= Collected data =
* * * * * * *

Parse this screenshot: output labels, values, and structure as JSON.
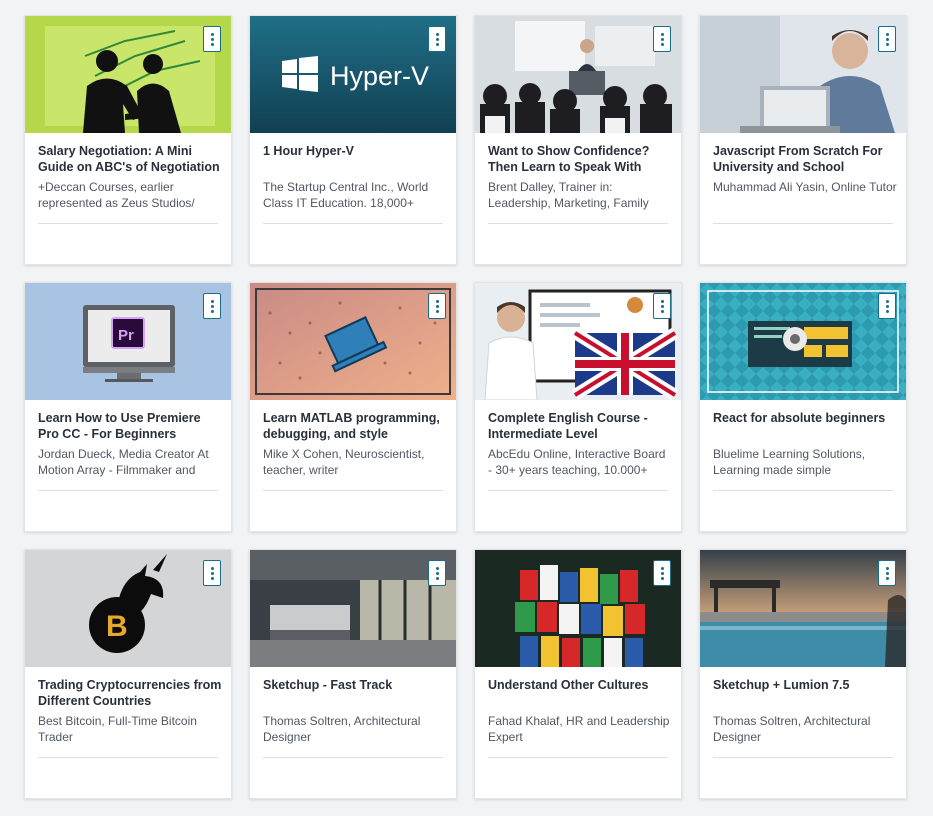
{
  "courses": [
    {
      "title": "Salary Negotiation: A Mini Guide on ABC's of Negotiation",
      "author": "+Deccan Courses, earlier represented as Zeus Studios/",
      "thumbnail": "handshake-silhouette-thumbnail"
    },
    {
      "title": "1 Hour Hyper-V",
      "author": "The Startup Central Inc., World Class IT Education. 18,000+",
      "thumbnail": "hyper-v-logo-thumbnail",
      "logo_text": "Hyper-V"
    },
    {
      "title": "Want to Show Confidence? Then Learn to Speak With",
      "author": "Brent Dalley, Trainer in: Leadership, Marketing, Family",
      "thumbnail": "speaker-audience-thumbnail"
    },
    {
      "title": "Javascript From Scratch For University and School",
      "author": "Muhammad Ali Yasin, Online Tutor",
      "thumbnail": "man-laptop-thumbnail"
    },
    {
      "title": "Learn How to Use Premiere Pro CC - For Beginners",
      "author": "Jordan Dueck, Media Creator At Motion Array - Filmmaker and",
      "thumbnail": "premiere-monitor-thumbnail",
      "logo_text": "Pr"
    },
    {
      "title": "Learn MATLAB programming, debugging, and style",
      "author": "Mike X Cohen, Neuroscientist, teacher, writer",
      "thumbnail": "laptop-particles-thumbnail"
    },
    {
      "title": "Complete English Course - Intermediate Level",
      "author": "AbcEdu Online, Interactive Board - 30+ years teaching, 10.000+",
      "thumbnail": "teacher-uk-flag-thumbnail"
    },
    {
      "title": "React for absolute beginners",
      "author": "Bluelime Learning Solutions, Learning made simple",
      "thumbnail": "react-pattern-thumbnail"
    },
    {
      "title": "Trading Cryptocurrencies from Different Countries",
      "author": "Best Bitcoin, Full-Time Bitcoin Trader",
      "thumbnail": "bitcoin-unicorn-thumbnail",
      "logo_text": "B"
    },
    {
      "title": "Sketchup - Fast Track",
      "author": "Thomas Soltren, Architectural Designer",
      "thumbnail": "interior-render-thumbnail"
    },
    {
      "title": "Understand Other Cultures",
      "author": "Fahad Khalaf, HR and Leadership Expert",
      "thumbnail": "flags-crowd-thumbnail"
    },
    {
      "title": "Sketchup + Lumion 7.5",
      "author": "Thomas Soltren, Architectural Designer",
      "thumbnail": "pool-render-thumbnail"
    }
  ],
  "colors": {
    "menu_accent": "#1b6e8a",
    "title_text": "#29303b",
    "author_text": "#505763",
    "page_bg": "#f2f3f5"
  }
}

* * * * * * *

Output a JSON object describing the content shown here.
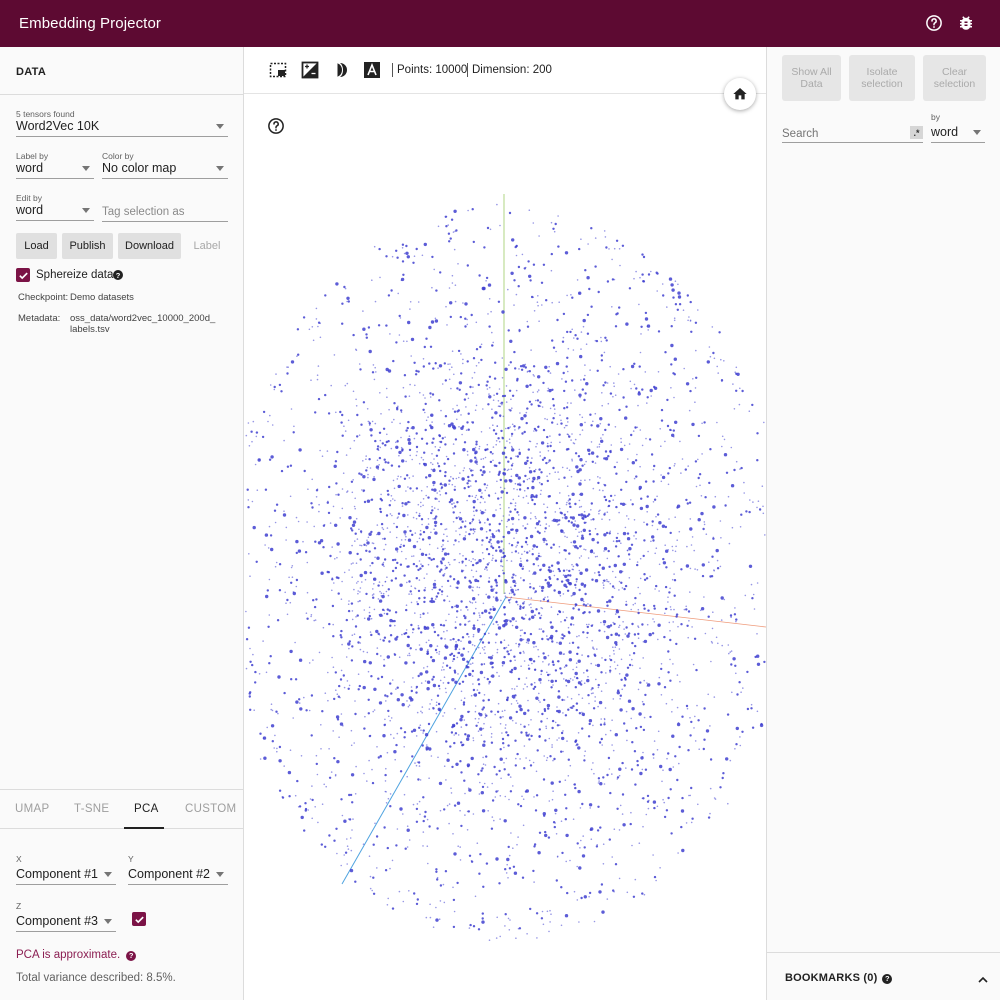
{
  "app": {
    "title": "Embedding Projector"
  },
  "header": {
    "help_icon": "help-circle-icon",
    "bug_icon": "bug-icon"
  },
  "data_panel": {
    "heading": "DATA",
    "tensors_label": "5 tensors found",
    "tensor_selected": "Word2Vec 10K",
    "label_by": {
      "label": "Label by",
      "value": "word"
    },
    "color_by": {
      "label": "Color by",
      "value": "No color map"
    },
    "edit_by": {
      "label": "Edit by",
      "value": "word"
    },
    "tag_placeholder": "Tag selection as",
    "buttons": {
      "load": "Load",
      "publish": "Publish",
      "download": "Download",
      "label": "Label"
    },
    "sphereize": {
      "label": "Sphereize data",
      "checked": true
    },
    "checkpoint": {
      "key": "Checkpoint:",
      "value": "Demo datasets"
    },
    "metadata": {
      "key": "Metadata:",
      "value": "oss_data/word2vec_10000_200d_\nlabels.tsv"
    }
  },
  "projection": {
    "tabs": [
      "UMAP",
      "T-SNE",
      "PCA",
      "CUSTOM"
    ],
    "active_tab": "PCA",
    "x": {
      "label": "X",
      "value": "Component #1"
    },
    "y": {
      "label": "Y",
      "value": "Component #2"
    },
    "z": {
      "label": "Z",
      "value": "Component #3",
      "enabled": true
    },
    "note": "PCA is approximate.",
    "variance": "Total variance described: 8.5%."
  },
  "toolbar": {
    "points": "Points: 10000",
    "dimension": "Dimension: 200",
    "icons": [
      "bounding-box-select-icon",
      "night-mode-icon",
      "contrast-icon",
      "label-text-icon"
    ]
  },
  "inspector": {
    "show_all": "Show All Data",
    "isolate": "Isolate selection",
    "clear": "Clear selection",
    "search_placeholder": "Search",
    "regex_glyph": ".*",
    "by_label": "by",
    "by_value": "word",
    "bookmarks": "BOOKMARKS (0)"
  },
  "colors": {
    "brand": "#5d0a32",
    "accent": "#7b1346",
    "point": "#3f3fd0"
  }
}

* * * * * * *

= WORK TO COMPLETE =
Identify the lines that contain the string "Leadership", and copy every one of them.

= RIGHT ANSWER =
      "author": "Brent Dalley, Trainer in: Leadership, Marketing, Family",
      "author": "Fahad Khalaf, HR and Leadership Expert",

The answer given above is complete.